— Records supplied —
————
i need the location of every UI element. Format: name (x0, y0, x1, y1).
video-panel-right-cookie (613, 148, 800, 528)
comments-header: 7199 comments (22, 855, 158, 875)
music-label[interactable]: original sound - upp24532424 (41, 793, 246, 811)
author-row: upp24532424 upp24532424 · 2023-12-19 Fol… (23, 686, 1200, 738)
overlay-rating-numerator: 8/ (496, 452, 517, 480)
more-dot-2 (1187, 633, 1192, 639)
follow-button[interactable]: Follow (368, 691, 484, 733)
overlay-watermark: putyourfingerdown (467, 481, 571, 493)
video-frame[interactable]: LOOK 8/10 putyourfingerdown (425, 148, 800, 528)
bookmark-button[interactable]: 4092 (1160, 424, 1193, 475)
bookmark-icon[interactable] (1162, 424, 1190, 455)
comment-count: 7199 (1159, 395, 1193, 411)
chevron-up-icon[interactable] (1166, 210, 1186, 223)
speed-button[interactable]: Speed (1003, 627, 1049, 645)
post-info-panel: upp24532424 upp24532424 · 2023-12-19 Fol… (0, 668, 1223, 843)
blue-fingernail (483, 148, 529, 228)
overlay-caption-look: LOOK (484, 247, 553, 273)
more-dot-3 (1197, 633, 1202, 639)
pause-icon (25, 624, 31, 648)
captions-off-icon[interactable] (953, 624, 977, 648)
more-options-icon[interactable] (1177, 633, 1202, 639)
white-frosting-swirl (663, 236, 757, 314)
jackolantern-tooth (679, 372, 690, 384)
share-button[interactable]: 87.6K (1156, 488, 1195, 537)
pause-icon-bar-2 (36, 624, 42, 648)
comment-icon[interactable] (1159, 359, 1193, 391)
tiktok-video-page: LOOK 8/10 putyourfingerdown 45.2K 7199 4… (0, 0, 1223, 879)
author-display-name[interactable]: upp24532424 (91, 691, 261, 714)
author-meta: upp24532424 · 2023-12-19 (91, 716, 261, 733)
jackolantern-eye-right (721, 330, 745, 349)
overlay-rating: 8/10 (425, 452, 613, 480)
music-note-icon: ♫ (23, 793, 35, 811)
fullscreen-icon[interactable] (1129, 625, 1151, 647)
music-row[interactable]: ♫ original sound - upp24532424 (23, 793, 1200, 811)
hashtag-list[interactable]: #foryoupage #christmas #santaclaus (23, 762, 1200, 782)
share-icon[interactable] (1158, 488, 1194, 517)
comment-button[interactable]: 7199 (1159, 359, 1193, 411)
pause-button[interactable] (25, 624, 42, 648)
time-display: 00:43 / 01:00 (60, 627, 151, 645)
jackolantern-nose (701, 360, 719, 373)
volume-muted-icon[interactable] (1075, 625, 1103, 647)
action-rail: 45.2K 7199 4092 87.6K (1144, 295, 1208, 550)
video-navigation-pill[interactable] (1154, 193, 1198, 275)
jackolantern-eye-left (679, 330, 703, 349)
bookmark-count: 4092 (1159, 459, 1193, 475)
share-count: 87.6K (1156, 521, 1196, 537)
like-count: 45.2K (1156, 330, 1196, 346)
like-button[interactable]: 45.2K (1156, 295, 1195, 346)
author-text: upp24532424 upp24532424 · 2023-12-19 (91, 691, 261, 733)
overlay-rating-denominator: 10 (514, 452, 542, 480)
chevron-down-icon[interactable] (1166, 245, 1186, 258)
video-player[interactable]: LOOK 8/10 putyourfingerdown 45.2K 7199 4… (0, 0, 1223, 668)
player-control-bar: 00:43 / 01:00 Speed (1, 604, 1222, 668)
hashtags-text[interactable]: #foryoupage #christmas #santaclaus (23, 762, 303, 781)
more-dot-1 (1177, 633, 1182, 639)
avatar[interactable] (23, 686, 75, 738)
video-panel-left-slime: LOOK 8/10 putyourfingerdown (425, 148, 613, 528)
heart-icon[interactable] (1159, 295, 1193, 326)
————
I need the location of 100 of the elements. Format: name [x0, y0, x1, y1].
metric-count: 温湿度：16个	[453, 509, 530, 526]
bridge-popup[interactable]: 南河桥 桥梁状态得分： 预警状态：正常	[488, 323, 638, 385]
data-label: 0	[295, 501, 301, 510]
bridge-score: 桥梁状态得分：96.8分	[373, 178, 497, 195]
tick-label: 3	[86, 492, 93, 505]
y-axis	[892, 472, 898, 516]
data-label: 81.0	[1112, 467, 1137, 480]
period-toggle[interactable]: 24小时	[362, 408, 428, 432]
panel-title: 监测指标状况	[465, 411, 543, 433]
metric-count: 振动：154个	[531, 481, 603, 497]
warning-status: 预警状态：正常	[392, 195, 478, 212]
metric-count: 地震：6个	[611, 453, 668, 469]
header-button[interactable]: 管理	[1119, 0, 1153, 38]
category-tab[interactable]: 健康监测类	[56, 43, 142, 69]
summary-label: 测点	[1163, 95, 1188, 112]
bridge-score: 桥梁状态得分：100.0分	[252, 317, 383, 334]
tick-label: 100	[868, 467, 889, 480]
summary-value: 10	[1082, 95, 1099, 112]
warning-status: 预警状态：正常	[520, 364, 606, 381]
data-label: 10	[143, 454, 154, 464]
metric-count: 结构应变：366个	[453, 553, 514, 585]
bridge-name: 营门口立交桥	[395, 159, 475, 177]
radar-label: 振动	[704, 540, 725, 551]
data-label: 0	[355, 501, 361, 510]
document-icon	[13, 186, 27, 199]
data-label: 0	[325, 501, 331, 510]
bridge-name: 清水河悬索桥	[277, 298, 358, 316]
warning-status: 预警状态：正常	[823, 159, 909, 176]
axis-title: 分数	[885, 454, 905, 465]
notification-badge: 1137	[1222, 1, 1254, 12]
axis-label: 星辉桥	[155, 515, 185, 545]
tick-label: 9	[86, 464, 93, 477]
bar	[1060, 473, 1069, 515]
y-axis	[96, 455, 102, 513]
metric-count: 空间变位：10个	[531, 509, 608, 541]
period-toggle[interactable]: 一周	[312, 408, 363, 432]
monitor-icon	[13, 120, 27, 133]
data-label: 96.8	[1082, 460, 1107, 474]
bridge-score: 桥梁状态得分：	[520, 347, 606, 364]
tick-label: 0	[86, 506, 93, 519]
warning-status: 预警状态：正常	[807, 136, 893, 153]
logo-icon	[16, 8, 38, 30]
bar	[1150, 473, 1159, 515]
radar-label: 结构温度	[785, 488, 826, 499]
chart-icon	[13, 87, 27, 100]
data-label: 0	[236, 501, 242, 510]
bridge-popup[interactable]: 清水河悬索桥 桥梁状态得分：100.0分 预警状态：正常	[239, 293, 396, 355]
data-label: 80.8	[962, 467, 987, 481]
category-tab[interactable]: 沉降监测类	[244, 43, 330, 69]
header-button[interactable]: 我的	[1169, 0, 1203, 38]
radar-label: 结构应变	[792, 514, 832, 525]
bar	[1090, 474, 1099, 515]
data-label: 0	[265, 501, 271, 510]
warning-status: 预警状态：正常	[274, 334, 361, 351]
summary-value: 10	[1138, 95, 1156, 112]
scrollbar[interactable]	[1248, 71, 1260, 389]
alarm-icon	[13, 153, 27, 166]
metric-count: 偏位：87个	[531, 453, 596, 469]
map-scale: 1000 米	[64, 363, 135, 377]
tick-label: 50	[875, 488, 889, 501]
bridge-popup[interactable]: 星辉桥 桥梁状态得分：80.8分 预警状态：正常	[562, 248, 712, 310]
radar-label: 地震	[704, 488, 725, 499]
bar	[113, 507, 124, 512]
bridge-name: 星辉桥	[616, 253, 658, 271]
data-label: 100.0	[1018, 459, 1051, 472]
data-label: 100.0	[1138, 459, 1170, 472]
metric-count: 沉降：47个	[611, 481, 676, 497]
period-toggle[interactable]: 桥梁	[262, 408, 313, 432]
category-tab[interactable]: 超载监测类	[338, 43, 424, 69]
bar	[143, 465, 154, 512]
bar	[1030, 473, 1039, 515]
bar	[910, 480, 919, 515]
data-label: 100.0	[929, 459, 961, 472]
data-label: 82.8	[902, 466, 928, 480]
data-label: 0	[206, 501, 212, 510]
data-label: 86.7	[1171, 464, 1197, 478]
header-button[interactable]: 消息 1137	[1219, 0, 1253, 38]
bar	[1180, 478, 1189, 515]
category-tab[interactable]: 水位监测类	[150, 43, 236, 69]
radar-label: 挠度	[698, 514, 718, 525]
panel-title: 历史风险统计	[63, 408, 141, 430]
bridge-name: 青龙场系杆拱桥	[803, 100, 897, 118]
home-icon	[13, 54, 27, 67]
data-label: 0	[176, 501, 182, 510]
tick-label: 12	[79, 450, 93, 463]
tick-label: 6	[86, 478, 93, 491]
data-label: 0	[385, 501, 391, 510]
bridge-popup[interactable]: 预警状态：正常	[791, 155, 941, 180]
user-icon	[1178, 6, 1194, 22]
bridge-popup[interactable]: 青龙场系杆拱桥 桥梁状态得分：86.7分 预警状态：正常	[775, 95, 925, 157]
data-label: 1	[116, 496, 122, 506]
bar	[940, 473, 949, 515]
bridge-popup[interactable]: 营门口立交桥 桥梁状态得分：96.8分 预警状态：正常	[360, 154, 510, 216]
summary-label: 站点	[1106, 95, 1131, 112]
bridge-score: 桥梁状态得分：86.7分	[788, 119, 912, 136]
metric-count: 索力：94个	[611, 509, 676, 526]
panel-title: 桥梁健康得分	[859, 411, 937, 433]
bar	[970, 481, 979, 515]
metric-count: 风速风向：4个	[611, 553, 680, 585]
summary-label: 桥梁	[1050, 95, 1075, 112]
————
— Exercise —
Copy the listing above verbatim, from the line with "i need the location of every" to the line with "bookmark-icon[interactable] (1162, 424, 1190, 455)", including both of those lines.

— Result —
i need the location of every UI element. Format: name (x0, y0, x1, y1).
video-panel-right-cookie (613, 148, 800, 528)
comments-header: 7199 comments (22, 855, 158, 875)
music-label[interactable]: original sound - upp24532424 (41, 793, 246, 811)
author-row: upp24532424 upp24532424 · 2023-12-19 Fol… (23, 686, 1200, 738)
overlay-rating-numerator: 8/ (496, 452, 517, 480)
more-dot-2 (1187, 633, 1192, 639)
follow-button[interactable]: Follow (368, 691, 484, 733)
overlay-watermark: putyourfingerdown (467, 481, 571, 493)
video-frame[interactable]: LOOK 8/10 putyourfingerdown (425, 148, 800, 528)
bookmark-button[interactable]: 4092 (1160, 424, 1193, 475)
bookmark-icon[interactable] (1162, 424, 1190, 455)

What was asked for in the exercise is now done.